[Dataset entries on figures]
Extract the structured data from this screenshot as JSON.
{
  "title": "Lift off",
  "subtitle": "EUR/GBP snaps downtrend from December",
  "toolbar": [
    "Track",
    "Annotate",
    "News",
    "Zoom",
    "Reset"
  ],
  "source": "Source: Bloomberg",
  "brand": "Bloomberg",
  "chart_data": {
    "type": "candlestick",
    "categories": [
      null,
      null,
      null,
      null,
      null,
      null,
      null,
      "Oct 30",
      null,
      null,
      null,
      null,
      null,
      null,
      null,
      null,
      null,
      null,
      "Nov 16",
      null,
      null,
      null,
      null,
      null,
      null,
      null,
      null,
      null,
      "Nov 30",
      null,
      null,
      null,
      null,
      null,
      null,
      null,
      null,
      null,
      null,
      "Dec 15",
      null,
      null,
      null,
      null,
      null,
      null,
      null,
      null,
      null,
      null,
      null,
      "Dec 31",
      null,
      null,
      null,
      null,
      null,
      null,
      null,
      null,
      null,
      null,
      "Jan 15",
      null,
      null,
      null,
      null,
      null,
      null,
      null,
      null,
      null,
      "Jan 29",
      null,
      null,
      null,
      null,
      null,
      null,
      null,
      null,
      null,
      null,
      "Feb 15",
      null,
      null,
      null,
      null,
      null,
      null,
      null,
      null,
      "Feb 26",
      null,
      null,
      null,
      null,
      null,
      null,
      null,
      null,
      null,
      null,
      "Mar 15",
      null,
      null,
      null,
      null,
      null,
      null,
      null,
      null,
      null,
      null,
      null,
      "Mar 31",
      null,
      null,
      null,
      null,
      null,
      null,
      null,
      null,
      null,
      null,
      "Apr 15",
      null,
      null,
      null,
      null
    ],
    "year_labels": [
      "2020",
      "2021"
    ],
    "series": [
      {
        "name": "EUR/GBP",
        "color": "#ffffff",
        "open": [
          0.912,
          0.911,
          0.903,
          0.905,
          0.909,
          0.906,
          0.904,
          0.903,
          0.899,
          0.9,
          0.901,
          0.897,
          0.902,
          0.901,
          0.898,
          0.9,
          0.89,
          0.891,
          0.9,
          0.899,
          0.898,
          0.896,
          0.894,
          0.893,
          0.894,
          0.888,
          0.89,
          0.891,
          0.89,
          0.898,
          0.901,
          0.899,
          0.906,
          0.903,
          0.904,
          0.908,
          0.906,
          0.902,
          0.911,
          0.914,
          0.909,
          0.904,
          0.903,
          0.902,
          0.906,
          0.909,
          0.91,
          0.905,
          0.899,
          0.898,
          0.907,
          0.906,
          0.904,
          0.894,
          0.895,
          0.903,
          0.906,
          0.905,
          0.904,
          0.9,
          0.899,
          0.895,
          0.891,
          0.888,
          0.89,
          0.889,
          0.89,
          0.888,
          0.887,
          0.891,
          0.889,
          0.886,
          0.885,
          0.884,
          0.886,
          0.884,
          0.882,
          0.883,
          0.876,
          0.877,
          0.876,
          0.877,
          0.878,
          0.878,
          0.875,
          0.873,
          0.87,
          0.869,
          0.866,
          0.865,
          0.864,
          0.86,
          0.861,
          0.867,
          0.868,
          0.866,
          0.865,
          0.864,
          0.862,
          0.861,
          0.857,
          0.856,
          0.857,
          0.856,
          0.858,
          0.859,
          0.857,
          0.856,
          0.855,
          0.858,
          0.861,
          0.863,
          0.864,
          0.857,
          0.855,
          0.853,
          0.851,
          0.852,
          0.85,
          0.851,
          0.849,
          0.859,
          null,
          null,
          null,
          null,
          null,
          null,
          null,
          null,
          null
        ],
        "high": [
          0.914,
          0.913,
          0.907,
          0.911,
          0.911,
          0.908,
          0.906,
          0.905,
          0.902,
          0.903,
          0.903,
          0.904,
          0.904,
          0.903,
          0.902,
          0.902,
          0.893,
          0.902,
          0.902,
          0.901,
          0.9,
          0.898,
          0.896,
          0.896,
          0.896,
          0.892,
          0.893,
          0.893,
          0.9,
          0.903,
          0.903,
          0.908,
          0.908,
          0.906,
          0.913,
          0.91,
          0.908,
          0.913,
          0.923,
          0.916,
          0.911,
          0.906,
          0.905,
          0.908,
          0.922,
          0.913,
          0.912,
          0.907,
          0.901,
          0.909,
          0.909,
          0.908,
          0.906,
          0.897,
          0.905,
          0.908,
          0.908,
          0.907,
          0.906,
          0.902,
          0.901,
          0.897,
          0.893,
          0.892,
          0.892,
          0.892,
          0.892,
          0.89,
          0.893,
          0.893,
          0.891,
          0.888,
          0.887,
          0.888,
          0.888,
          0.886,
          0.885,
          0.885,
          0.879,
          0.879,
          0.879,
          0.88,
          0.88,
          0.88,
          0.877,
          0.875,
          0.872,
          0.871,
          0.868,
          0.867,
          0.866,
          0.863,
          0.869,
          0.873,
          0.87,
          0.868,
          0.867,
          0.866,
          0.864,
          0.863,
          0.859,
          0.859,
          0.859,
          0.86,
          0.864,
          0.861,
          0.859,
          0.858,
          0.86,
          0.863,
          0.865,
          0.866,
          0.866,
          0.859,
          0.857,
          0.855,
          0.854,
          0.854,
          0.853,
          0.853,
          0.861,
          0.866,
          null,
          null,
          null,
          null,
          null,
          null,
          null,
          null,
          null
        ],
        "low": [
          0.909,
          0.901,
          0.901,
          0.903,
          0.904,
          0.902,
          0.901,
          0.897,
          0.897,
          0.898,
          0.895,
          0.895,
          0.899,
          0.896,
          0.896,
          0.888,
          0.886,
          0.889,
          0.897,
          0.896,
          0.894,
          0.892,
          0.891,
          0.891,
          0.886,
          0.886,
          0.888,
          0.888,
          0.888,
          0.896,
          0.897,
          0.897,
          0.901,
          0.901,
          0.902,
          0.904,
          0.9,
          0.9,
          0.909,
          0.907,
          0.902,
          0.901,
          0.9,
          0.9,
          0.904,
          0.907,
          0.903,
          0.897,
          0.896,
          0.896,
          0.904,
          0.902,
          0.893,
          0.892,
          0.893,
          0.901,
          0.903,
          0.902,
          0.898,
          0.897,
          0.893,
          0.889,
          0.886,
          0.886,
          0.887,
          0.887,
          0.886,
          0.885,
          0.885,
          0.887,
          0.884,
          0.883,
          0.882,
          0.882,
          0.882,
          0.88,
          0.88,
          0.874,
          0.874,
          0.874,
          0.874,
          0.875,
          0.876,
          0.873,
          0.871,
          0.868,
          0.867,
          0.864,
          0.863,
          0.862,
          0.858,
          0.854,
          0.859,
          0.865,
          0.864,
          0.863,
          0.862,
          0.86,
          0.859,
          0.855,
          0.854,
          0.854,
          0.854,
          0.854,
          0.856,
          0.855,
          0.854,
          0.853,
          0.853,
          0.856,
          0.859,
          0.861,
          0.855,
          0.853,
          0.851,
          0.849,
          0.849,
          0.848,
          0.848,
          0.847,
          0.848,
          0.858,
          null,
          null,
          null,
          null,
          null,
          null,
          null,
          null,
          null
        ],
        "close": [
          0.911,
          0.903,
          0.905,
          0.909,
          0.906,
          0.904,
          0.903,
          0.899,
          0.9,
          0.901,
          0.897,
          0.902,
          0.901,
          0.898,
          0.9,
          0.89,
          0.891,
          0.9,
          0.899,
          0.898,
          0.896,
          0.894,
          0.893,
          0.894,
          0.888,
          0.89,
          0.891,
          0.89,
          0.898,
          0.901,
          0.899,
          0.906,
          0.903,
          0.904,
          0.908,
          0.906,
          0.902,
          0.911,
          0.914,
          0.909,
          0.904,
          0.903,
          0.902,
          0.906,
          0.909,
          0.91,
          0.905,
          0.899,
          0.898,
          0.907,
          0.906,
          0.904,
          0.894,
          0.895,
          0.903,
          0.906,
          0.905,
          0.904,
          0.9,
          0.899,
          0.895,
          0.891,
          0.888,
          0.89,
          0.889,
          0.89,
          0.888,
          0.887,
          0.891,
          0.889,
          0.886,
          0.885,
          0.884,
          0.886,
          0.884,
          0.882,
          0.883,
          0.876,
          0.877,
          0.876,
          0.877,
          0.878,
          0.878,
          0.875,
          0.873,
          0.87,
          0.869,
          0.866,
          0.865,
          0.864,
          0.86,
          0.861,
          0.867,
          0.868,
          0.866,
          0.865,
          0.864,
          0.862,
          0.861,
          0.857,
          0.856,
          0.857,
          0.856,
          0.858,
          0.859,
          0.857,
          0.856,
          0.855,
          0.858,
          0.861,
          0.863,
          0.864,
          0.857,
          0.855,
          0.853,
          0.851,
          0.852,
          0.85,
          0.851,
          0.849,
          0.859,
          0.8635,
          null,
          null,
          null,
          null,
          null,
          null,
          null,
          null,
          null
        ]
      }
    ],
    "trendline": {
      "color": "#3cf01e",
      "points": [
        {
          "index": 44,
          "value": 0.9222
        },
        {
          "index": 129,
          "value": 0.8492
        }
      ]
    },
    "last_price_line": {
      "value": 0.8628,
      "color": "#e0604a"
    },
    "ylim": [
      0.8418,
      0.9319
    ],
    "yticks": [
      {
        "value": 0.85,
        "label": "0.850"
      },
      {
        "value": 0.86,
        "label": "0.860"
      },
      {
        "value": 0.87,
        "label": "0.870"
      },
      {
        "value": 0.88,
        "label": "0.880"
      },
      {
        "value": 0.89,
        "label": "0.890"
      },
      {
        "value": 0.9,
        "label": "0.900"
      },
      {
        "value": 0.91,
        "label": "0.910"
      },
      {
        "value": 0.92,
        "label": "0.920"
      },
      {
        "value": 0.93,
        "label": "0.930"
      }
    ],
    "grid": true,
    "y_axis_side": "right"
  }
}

*WHAT THIS TASK INVOLVES*: Give the number of lines in the material above that have the word "Bloomberg" in them, and nothing more.

*THE SOLUTION*: 2